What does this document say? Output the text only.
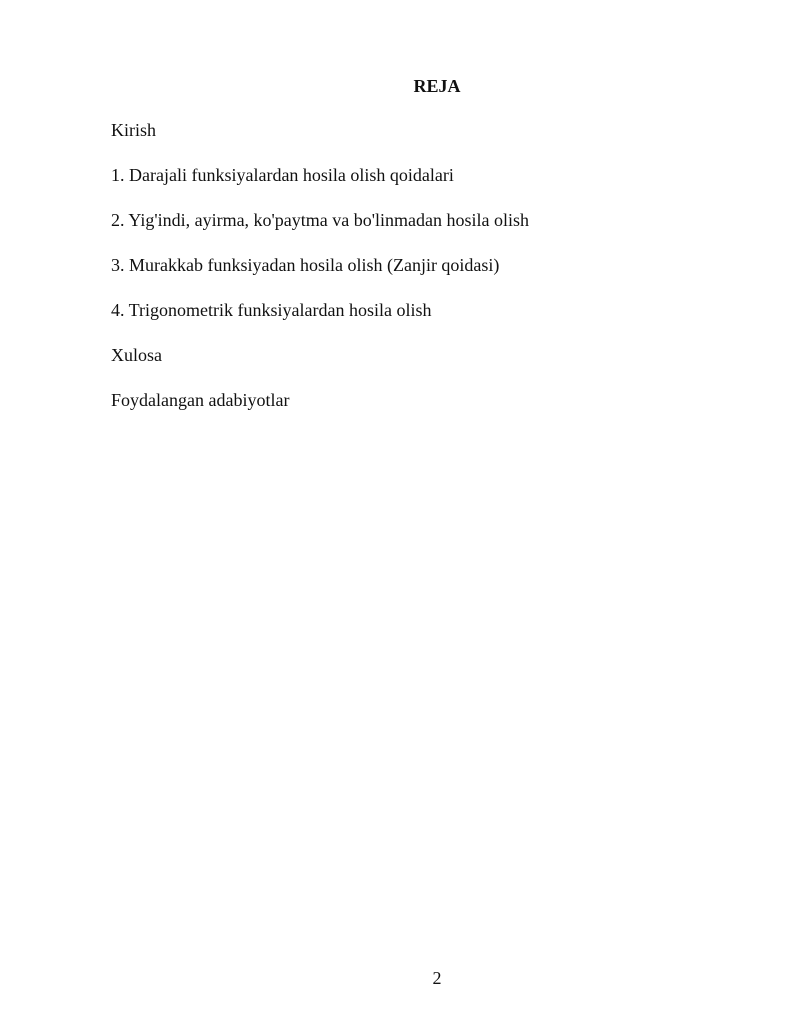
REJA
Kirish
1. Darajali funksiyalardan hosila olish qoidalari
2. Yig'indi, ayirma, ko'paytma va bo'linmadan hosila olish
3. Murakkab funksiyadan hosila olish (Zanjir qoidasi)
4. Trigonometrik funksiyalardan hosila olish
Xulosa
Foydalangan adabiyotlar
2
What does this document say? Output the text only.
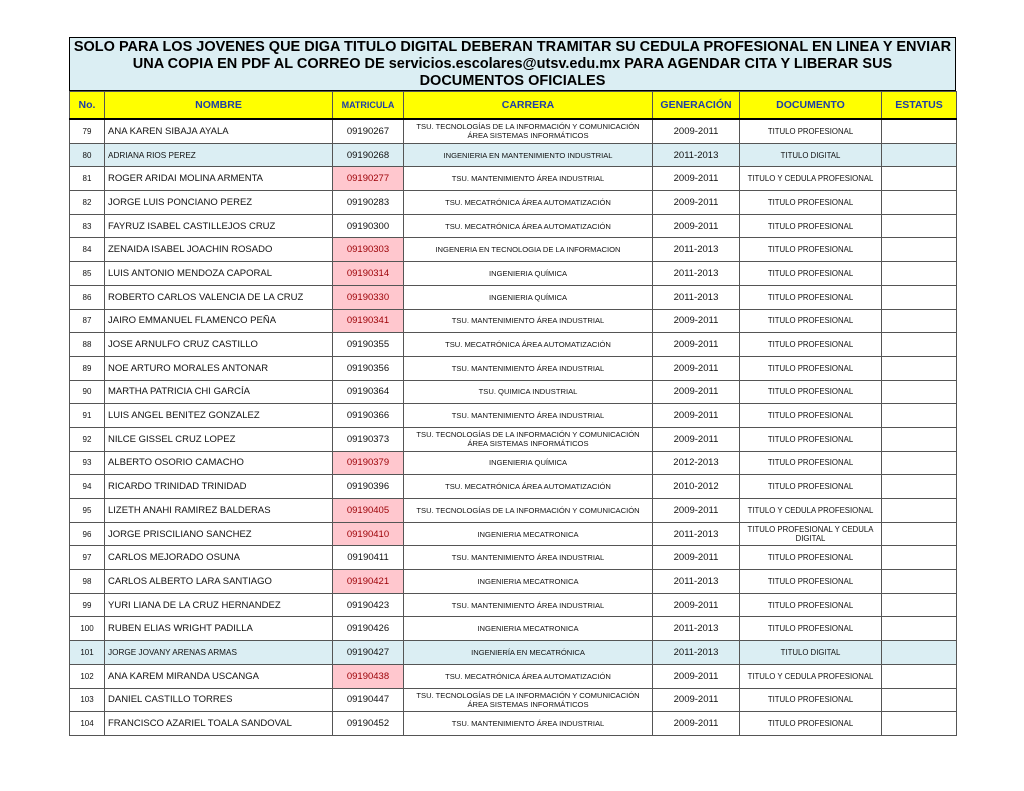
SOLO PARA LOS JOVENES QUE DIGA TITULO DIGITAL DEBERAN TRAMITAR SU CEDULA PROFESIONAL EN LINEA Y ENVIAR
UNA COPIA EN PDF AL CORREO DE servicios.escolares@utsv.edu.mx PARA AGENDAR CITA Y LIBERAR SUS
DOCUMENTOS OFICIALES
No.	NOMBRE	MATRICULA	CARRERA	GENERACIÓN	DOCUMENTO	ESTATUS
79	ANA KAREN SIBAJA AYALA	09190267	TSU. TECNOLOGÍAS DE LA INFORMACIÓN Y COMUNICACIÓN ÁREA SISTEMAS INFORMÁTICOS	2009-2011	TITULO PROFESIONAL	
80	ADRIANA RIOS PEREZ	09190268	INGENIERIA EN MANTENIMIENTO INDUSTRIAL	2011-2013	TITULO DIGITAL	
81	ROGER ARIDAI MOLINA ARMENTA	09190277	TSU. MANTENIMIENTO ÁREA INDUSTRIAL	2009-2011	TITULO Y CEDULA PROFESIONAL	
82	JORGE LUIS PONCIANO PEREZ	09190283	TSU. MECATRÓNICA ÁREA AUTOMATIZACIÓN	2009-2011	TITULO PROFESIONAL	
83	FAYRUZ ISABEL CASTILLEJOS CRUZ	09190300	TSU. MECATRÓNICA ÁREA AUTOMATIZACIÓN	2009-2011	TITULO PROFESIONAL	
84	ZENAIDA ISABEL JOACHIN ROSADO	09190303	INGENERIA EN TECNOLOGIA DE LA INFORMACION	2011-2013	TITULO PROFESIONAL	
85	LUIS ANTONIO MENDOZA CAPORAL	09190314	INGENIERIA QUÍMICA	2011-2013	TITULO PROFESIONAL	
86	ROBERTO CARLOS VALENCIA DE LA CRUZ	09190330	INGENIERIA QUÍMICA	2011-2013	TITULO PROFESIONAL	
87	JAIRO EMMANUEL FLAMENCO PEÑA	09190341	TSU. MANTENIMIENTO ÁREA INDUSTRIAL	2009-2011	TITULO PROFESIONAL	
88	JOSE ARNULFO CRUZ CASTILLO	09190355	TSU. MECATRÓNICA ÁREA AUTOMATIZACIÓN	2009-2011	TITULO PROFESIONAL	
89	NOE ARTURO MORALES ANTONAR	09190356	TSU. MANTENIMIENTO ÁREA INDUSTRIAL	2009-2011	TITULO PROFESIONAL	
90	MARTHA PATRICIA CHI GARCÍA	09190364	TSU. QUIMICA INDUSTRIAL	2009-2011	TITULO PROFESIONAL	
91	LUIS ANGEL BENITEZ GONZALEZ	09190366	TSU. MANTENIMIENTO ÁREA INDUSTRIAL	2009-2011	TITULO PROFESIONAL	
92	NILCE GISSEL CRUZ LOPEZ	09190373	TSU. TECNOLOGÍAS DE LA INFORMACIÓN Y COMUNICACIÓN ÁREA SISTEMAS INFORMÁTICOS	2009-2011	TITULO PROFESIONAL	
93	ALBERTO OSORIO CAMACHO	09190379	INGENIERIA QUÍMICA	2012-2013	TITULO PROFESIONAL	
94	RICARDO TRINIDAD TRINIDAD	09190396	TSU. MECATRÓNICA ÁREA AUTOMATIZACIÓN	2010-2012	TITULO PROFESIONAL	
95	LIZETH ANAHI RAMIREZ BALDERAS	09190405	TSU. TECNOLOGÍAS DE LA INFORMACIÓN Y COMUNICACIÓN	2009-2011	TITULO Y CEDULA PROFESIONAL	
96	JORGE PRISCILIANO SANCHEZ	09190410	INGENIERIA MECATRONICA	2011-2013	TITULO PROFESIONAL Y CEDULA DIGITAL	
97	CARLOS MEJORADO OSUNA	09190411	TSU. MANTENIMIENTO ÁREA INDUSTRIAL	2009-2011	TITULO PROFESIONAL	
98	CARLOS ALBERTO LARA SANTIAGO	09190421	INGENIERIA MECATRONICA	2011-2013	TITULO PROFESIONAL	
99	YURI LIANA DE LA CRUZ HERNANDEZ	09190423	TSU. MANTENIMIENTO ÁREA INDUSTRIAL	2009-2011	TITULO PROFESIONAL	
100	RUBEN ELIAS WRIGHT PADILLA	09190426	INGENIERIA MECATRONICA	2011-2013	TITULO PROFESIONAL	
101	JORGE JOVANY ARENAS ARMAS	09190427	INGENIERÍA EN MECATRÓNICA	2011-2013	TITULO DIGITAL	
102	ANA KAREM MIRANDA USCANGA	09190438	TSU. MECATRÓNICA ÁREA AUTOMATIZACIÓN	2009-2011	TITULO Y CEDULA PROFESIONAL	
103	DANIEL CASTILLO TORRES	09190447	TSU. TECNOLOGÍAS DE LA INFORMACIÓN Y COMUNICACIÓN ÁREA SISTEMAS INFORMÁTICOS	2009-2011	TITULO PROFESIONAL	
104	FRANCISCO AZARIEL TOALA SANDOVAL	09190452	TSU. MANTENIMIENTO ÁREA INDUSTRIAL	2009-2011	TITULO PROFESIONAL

· · · · · · ·

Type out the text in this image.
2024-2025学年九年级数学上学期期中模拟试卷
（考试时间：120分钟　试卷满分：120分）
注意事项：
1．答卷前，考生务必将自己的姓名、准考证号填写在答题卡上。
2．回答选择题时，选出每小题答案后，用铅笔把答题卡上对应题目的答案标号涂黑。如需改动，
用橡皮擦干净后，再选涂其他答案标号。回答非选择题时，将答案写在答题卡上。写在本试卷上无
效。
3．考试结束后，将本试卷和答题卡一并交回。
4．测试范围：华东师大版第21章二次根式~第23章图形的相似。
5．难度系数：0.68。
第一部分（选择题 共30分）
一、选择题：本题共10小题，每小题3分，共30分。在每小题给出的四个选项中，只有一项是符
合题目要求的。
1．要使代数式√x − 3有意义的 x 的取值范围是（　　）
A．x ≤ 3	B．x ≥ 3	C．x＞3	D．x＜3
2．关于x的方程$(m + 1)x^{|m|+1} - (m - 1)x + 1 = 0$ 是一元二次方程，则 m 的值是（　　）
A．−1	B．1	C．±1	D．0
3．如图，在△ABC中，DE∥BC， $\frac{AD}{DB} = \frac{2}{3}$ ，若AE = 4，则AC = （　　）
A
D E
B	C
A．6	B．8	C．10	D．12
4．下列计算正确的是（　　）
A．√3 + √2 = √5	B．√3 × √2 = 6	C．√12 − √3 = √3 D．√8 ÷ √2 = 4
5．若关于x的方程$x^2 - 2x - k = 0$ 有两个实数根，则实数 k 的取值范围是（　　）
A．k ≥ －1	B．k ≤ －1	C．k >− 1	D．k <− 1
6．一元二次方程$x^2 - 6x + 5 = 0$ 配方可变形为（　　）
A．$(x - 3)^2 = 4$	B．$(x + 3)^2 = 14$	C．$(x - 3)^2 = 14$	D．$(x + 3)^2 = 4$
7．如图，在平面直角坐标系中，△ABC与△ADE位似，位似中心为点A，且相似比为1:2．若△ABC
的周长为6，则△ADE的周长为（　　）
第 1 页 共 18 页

· · · · · · ·

[TASK DETAILS] Gather all lines of the records that include the word "AUTOMATIZACIÓN".

[CORRECT OUTPUT]
82	JORGE LUIS PONCIANO PEREZ	09190283	TSU. MECATRÓNICA ÁREA AUTOMATIZACIÓN	2009-2011	TITULO PROFESIONAL	
83	FAYRUZ ISABEL CASTILLEJOS CRUZ	09190300	TSU. MECATRÓNICA ÁREA AUTOMATIZACIÓN	2009-2011	TITULO PROFESIONAL	
88	JOSE ARNULFO CRUZ CASTILLO	09190355	TSU. MECATRÓNICA ÁREA AUTOMATIZACIÓN	2009-2011	TITULO PROFESIONAL	
94	RICARDO TRINIDAD TRINIDAD	09190396	TSU. MECATRÓNICA ÁREA AUTOMATIZACIÓN	2010-2012	TITULO PROFESIONAL	
102	ANA KAREM MIRANDA USCANGA	09190438	TSU. MECATRÓNICA ÁREA AUTOMATIZACIÓN	2009-2011	TITULO Y CEDULA PROFESIONAL	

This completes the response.